Written exercise >>
In the listing that follows, count the lines holding the word "двух" and report only that number.

Extracted entries >>
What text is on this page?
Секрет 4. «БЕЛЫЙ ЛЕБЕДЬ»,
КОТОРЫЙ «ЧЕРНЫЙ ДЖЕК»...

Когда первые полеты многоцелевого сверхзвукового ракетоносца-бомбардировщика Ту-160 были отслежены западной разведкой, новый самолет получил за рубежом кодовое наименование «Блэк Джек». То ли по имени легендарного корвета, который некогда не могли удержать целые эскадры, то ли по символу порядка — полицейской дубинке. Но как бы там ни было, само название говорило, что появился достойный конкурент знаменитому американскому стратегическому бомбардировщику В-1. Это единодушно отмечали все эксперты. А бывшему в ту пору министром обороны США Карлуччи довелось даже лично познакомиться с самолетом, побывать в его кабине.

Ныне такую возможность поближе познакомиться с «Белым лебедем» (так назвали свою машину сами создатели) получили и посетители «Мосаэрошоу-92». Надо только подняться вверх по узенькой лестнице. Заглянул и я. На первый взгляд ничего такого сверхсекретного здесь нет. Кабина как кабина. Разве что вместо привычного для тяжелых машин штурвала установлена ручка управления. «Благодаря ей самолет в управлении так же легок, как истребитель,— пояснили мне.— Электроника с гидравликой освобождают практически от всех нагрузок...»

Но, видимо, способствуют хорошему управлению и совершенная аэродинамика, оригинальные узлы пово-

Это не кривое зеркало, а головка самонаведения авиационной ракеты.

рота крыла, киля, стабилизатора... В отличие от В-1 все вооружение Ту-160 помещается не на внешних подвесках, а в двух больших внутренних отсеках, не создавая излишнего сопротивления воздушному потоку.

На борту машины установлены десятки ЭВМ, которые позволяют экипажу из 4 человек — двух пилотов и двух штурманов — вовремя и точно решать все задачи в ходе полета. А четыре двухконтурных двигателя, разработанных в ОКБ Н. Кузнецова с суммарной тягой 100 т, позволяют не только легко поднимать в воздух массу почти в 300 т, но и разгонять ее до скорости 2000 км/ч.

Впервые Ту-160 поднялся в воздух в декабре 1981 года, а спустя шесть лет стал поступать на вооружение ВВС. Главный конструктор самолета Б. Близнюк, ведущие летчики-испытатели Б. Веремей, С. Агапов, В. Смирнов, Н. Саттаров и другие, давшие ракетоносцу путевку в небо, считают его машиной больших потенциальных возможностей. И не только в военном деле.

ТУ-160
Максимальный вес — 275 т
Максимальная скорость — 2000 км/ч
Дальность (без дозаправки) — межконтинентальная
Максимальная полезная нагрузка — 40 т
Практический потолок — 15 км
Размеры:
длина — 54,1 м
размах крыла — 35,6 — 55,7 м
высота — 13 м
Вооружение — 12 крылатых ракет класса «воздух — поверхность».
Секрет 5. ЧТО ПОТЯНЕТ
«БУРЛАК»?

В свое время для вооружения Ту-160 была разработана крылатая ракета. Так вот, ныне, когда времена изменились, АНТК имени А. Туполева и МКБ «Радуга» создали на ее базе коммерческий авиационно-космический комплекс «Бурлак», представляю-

Full answer >>
2